- [Written problem] Keep the wording of each record exactly the same when you repeat it, and leave out pictures.

- [Supplied records]
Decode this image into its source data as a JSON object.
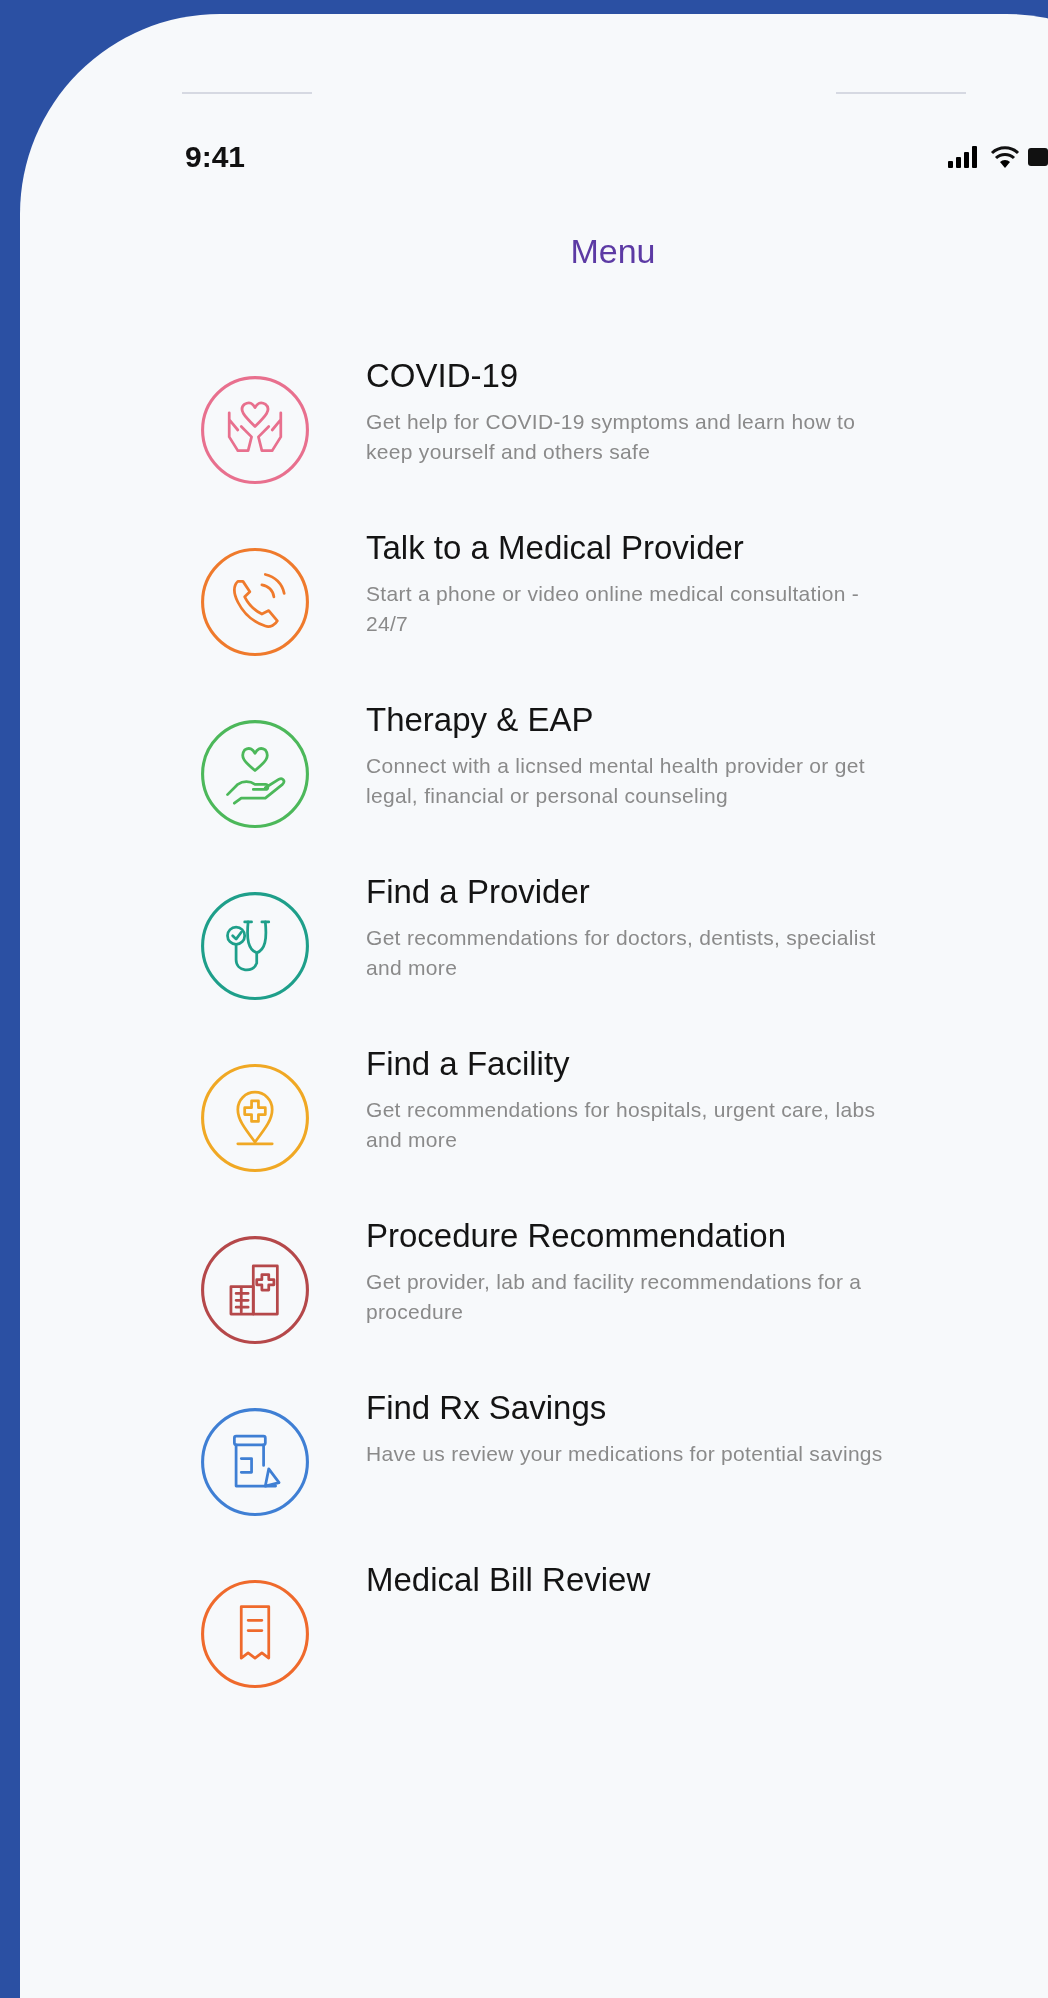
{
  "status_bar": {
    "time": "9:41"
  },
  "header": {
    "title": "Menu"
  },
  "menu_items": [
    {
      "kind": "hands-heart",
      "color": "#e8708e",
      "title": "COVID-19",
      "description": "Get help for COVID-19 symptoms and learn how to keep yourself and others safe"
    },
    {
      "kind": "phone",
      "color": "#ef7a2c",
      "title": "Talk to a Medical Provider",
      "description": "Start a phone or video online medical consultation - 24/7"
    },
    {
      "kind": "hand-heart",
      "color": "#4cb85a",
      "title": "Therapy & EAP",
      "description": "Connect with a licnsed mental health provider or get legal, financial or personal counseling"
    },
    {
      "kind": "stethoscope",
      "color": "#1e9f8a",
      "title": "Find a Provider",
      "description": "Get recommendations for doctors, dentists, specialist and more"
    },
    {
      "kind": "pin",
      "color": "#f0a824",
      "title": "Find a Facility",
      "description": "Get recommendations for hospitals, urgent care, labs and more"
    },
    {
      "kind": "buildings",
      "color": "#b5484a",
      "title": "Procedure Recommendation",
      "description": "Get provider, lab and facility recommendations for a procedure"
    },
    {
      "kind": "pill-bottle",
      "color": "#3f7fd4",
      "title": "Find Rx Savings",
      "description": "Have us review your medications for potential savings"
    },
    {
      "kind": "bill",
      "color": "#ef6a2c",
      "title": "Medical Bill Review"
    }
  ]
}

- [Result of this exercise]
Decode this image into its source data as a JSON object.
{
  "status_bar": {
    "time": "9:41"
  },
  "header": {
    "title": "Menu"
  },
  "menu_items": [
    {
      "kind": "hands-heart",
      "color": "#e8708e",
      "title": "COVID-19",
      "description": "Get help for COVID-19 symptoms and learn how to keep yourself and others safe"
    },
    {
      "kind": "phone",
      "color": "#ef7a2c",
      "title": "Talk to a Medical Provider",
      "description": "Start a phone or video online medical consultation - 24/7"
    },
    {
      "kind": "hand-heart",
      "color": "#4cb85a",
      "title": "Therapy & EAP",
      "description": "Connect with a licnsed mental health provider or get legal, financial or personal counseling"
    },
    {
      "kind": "stethoscope",
      "color": "#1e9f8a",
      "title": "Find a Provider",
      "description": "Get recommendations for doctors, dentists, specialist and more"
    },
    {
      "kind": "pin",
      "color": "#f0a824",
      "title": "Find a Facility",
      "description": "Get recommendations for hospitals, urgent care, labs and more"
    },
    {
      "kind": "buildings",
      "color": "#b5484a",
      "title": "Procedure Recommendation",
      "description": "Get provider, lab and facility recommendations for a procedure"
    },
    {
      "kind": "pill-bottle",
      "color": "#3f7fd4",
      "title": "Find Rx Savings",
      "description": "Have us review your medications for potential savings"
    },
    {
      "kind": "bill",
      "color": "#ef6a2c",
      "title": "Medical Bill Review"
    }
  ]
}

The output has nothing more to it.